++++ Records for processing ++++
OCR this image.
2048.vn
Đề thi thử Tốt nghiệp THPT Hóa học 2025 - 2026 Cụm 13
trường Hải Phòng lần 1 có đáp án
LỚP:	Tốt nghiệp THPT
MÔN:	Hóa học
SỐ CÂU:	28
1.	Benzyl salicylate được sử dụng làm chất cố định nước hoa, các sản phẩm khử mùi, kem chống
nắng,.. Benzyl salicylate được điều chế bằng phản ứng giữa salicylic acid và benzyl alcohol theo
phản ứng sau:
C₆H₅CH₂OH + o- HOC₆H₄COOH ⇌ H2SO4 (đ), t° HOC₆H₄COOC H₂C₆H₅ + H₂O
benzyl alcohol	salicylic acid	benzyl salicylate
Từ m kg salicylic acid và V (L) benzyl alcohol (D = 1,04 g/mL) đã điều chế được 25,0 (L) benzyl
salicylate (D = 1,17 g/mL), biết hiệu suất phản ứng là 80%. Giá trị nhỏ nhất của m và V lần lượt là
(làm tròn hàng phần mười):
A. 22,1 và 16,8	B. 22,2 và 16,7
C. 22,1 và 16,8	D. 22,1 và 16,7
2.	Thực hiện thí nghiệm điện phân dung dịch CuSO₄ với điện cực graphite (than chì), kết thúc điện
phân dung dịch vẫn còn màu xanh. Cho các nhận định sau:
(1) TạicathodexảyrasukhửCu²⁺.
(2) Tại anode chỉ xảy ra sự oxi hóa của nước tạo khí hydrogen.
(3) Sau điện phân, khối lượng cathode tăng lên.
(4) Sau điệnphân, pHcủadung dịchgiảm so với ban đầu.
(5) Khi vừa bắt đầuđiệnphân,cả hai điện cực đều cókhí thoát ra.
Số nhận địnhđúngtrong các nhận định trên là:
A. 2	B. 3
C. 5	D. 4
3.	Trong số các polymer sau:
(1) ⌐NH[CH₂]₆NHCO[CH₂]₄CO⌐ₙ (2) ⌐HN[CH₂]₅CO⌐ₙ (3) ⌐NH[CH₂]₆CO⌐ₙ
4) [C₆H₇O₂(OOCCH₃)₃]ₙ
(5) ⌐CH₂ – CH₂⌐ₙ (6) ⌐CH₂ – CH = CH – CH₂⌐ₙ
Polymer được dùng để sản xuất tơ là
++++
* _Given problem_
Retype all of the material, keeping each line exact.

* _Written reply_
OCR this image.
2048.vn
Đề thi thử Tốt nghiệp THPT Hóa học 2025 - 2026 Cụm 13
trường Hải Phòng lần 1 có đáp án
LỚP:	Tốt nghiệp THPT
MÔN:	Hóa học
SỐ CÂU:	28
1.	Benzyl salicylate được sử dụng làm chất cố định nước hoa, các sản phẩm khử mùi, kem chống
nắng,.. Benzyl salicylate được điều chế bằng phản ứng giữa salicylic acid và benzyl alcohol theo
phản ứng sau:
C₆H₅CH₂OH + o- HOC₆H₄COOH ⇌ H2SO4 (đ), t° HOC₆H₄COOC H₂C₆H₅ + H₂O
benzyl alcohol	salicylic acid	benzyl salicylate
Từ m kg salicylic acid và V (L) benzyl alcohol (D = 1,04 g/mL) đã điều chế được 25,0 (L) benzyl
salicylate (D = 1,17 g/mL), biết hiệu suất phản ứng là 80%. Giá trị nhỏ nhất của m và V lần lượt là
(làm tròn hàng phần mười):
A. 22,1 và 16,8	B. 22,2 và 16,7
C. 22,1 và 16,8	D. 22,1 và 16,7
2.	Thực hiện thí nghiệm điện phân dung dịch CuSO₄ với điện cực graphite (than chì), kết thúc điện
phân dung dịch vẫn còn màu xanh. Cho các nhận định sau:
(1) TạicathodexảyrasukhửCu²⁺.
(2) Tại anode chỉ xảy ra sự oxi hóa của nước tạo khí hydrogen.
(3) Sau điện phân, khối lượng cathode tăng lên.
(4) Sau điệnphân, pHcủadung dịchgiảm so với ban đầu.
(5) Khi vừa bắt đầuđiệnphân,cả hai điện cực đều cókhí thoát ra.
Số nhận địnhđúngtrong các nhận định trên là:
A. 2	B. 3
C. 5	D. 4
3.	Trong số các polymer sau:
(1) ⌐NH[CH₂]₆NHCO[CH₂]₄CO⌐ₙ (2) ⌐HN[CH₂]₅CO⌐ₙ (3) ⌐NH[CH₂]₆CO⌐ₙ
4) [C₆H₇O₂(OOCCH₃)₃]ₙ
(5) ⌐CH₂ – CH₂⌐ₙ (6) ⌐CH₂ – CH = CH – CH₂⌐ₙ
Polymer được dùng để sản xuất tơ là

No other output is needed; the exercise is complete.